Stored data
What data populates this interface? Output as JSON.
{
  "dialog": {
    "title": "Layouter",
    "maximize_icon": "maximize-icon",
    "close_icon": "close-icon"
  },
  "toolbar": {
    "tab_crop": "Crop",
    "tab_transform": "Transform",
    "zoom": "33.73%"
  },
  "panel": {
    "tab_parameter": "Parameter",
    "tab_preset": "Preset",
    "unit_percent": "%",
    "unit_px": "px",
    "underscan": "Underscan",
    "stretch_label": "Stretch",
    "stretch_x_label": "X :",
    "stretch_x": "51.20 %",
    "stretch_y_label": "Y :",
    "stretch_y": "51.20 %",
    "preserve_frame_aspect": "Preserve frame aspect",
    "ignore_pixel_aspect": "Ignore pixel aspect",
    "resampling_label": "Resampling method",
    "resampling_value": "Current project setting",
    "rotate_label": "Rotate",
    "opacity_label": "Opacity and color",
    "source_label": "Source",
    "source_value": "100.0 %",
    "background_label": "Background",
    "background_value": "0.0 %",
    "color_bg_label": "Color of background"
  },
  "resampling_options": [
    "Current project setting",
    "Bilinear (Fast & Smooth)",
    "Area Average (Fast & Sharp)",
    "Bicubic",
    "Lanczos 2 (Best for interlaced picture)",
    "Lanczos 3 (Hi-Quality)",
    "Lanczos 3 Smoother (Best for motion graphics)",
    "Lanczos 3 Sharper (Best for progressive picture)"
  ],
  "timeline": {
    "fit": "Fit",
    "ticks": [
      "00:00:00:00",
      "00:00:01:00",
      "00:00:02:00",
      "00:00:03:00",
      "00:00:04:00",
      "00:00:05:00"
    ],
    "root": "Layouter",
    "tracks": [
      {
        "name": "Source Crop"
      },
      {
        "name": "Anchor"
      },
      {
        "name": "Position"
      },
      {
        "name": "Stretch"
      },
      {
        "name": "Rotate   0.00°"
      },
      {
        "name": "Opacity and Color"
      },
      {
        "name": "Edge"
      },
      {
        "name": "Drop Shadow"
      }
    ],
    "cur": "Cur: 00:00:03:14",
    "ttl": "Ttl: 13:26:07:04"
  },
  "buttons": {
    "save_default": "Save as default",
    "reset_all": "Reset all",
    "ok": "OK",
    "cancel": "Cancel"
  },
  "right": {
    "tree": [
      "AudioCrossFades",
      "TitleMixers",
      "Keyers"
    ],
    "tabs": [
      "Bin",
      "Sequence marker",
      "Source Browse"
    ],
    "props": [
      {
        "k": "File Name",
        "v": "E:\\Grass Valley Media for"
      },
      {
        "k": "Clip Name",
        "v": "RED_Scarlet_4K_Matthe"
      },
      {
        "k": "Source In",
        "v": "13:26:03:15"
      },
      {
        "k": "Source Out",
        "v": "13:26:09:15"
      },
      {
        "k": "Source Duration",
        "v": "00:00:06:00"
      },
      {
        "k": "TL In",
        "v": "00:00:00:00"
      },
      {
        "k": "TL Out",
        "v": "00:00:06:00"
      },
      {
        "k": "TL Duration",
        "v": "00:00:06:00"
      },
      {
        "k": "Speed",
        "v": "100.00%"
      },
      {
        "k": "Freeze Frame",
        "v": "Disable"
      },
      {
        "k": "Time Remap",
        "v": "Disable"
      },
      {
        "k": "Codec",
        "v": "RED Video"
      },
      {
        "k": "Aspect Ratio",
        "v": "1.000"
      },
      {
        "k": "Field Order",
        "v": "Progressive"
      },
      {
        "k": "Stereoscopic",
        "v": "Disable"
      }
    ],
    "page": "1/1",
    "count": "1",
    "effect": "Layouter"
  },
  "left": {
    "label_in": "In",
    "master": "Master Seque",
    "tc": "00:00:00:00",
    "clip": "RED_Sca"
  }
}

Requirements: Write the material out again word for word.

Result below:
What data populates this interface? Output as JSON.
{
  "dialog": {
    "title": "Layouter",
    "maximize_icon": "maximize-icon",
    "close_icon": "close-icon"
  },
  "toolbar": {
    "tab_crop": "Crop",
    "tab_transform": "Transform",
    "zoom": "33.73%"
  },
  "panel": {
    "tab_parameter": "Parameter",
    "tab_preset": "Preset",
    "unit_percent": "%",
    "unit_px": "px",
    "underscan": "Underscan",
    "stretch_label": "Stretch",
    "stretch_x_label": "X :",
    "stretch_x": "51.20 %",
    "stretch_y_label": "Y :",
    "stretch_y": "51.20 %",
    "preserve_frame_aspect": "Preserve frame aspect",
    "ignore_pixel_aspect": "Ignore pixel aspect",
    "resampling_label": "Resampling method",
    "resampling_value": "Current project setting",
    "rotate_label": "Rotate",
    "opacity_label": "Opacity and color",
    "source_label": "Source",
    "source_value": "100.0 %",
    "background_label": "Background",
    "background_value": "0.0 %",
    "color_bg_label": "Color of background"
  },
  "resampling_options": [
    "Current project setting",
    "Bilinear (Fast & Smooth)",
    "Area Average (Fast & Sharp)",
    "Bicubic",
    "Lanczos 2 (Best for interlaced picture)",
    "Lanczos 3 (Hi-Quality)",
    "Lanczos 3 Smoother (Best for motion graphics)",
    "Lanczos 3 Sharper (Best for progressive picture)"
  ],
  "timeline": {
    "fit": "Fit",
    "ticks": [
      "00:00:00:00",
      "00:00:01:00",
      "00:00:02:00",
      "00:00:03:00",
      "00:00:04:00",
      "00:00:05:00"
    ],
    "root": "Layouter",
    "tracks": [
      {
        "name": "Source Crop"
      },
      {
        "name": "Anchor"
      },
      {
        "name": "Position"
      },
      {
        "name": "Stretch"
      },
      {
        "name": "Rotate   0.00°"
      },
      {
        "name": "Opacity and Color"
      },
      {
        "name": "Edge"
      },
      {
        "name": "Drop Shadow"
      }
    ],
    "cur": "Cur: 00:00:03:14",
    "ttl": "Ttl: 13:26:07:04"
  },
  "buttons": {
    "save_default": "Save as default",
    "reset_all": "Reset all",
    "ok": "OK",
    "cancel": "Cancel"
  },
  "right": {
    "tree": [
      "AudioCrossFades",
      "TitleMixers",
      "Keyers"
    ],
    "tabs": [
      "Bin",
      "Sequence marker",
      "Source Browse"
    ],
    "props": [
      {
        "k": "File Name",
        "v": "E:\\Grass Valley Media for"
      },
      {
        "k": "Clip Name",
        "v": "RED_Scarlet_4K_Matthe"
      },
      {
        "k": "Source In",
        "v": "13:26:03:15"
      },
      {
        "k": "Source Out",
        "v": "13:26:09:15"
      },
      {
        "k": "Source Duration",
        "v": "00:00:06:00"
      },
      {
        "k": "TL In",
        "v": "00:00:00:00"
      },
      {
        "k": "TL Out",
        "v": "00:00:06:00"
      },
      {
        "k": "TL Duration",
        "v": "00:00:06:00"
      },
      {
        "k": "Speed",
        "v": "100.00%"
      },
      {
        "k": "Freeze Frame",
        "v": "Disable"
      },
      {
        "k": "Time Remap",
        "v": "Disable"
      },
      {
        "k": "Codec",
        "v": "RED Video"
      },
      {
        "k": "Aspect Ratio",
        "v": "1.000"
      },
      {
        "k": "Field Order",
        "v": "Progressive"
      },
      {
        "k": "Stereoscopic",
        "v": "Disable"
      }
    ],
    "page": "1/1",
    "count": "1",
    "effect": "Layouter"
  },
  "left": {
    "label_in": "In",
    "master": "Master Seque",
    "tc": "00:00:00:00",
    "clip": "RED_Sca"
  }
}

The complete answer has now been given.